SET EXERCISE: Report every line in the listing below where the string "this" shows up.

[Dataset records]

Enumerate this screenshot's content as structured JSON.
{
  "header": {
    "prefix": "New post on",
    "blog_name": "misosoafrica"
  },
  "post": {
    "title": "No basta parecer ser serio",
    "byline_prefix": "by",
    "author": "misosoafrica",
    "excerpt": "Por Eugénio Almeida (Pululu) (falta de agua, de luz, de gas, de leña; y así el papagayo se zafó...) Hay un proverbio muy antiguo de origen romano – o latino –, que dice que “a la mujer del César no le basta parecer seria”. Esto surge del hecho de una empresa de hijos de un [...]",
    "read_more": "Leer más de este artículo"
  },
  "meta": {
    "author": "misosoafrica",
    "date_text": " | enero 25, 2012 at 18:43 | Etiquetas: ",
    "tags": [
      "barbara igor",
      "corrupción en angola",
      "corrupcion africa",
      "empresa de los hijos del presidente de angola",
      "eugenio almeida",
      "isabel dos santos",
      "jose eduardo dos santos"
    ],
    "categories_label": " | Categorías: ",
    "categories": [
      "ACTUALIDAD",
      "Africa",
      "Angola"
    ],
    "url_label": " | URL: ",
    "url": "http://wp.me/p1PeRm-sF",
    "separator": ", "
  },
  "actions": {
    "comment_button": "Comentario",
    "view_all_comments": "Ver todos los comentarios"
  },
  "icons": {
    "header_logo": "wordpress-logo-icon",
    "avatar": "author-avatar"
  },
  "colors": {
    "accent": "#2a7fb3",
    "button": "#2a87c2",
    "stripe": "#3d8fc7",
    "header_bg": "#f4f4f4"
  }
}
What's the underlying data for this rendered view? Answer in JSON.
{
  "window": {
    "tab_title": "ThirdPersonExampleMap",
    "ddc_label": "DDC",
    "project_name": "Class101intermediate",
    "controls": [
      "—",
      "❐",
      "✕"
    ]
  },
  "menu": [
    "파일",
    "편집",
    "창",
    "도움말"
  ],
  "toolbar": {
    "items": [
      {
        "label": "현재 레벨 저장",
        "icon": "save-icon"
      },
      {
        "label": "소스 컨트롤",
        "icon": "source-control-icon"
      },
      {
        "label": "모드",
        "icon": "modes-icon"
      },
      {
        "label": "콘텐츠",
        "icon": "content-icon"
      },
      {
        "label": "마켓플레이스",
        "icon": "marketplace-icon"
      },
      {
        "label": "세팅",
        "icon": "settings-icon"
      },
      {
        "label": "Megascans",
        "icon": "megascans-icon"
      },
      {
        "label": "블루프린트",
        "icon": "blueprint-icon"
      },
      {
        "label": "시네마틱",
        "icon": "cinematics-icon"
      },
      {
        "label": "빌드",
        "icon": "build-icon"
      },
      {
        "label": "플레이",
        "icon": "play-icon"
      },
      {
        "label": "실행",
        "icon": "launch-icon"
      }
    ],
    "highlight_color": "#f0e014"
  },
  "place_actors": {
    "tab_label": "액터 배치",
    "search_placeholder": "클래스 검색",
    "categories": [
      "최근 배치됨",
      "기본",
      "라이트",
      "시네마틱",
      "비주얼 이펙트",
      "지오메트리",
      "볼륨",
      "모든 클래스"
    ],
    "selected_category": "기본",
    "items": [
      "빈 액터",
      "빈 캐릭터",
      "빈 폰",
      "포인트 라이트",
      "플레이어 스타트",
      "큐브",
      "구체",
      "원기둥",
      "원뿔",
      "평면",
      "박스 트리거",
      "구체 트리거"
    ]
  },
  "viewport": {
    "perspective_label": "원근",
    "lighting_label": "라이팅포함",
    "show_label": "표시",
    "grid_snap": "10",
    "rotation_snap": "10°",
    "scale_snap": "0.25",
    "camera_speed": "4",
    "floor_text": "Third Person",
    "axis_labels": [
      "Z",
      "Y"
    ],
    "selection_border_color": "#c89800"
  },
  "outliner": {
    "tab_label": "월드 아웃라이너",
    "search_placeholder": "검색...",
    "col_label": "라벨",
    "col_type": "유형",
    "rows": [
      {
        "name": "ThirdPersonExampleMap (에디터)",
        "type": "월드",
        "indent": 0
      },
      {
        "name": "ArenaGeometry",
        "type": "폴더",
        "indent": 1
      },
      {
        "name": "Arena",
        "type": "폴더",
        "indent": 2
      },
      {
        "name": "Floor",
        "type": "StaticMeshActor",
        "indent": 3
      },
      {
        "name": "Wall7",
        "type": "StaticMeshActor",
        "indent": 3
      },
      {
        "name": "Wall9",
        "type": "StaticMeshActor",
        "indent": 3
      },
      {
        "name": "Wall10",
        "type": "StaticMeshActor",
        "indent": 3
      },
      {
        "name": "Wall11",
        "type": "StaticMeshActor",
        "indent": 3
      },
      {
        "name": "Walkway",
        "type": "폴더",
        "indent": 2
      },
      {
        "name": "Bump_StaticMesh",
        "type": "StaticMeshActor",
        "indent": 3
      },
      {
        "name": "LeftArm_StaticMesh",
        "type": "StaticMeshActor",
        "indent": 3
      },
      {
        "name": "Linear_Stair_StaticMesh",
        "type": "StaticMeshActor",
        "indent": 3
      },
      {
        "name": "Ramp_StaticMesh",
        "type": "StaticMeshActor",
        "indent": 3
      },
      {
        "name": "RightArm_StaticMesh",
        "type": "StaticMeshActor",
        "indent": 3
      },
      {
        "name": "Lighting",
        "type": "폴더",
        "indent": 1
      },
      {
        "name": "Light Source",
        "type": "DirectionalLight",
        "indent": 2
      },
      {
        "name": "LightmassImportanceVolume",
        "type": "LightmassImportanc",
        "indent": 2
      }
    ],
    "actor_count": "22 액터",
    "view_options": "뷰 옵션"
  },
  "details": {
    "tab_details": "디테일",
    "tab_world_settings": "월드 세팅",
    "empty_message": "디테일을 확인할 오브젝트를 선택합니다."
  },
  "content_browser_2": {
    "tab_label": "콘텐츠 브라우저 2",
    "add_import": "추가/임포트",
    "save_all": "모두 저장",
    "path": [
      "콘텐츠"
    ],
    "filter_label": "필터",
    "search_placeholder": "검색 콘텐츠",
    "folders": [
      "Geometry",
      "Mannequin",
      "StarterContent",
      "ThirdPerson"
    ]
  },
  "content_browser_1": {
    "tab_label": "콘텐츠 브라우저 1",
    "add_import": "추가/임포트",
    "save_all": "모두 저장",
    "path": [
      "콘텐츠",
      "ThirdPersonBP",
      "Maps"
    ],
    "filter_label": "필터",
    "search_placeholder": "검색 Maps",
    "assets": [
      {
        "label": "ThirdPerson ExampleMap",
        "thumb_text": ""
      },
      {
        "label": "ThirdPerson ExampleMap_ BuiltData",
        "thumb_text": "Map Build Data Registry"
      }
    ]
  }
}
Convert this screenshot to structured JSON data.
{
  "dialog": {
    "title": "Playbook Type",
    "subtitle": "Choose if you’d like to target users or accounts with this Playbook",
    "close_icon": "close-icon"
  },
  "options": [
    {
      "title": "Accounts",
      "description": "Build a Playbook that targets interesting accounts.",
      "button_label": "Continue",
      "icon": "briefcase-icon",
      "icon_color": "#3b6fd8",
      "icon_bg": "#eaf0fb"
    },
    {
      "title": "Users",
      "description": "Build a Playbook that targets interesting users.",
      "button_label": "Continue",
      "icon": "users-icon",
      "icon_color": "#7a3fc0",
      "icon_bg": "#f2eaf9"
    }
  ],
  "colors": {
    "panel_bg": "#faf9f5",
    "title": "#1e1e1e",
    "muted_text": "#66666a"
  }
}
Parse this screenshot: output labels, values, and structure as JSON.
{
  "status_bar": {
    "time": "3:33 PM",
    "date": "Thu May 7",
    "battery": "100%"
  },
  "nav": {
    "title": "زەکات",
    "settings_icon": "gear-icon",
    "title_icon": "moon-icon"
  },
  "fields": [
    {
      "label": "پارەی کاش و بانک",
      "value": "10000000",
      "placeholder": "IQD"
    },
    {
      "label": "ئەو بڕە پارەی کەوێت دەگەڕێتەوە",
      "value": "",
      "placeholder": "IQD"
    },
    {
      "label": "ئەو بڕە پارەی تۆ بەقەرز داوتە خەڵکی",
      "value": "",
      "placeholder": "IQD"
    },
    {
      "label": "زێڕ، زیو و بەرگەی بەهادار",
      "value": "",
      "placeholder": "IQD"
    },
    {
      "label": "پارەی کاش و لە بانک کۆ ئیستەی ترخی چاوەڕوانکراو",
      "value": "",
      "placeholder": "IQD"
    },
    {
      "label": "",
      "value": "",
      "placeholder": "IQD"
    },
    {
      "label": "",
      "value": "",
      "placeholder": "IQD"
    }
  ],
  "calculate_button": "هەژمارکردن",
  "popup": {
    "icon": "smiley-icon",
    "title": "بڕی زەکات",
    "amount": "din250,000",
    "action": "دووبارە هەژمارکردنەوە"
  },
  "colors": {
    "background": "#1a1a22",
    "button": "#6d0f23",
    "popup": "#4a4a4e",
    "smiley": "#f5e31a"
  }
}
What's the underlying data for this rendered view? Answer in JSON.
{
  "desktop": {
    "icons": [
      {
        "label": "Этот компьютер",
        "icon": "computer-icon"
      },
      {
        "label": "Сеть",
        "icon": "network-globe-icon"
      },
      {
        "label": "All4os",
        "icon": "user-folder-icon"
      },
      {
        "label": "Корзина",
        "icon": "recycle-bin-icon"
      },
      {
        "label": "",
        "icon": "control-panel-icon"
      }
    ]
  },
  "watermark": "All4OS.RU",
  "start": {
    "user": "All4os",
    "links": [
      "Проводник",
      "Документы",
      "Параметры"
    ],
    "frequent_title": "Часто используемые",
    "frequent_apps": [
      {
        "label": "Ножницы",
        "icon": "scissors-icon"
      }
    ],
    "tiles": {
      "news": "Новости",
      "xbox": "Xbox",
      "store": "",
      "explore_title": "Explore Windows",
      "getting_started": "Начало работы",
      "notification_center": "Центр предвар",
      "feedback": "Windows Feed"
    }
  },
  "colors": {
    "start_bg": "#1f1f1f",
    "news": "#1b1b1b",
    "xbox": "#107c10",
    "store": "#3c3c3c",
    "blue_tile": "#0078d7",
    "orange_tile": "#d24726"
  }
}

THE REPLY:
Enumerate this screenshot's content as structured JSON.
What's the underlying data for this rendered view? Answer in JSON.
Convert this screenshot to structured JSON data.
    "subtitle": "Choose if you’d like to target users or accounts with this Playbook",
Parse this screenshot: output labels, values, and structure as JSON.
What's the underlying data for this rendered view? Answer in JSON.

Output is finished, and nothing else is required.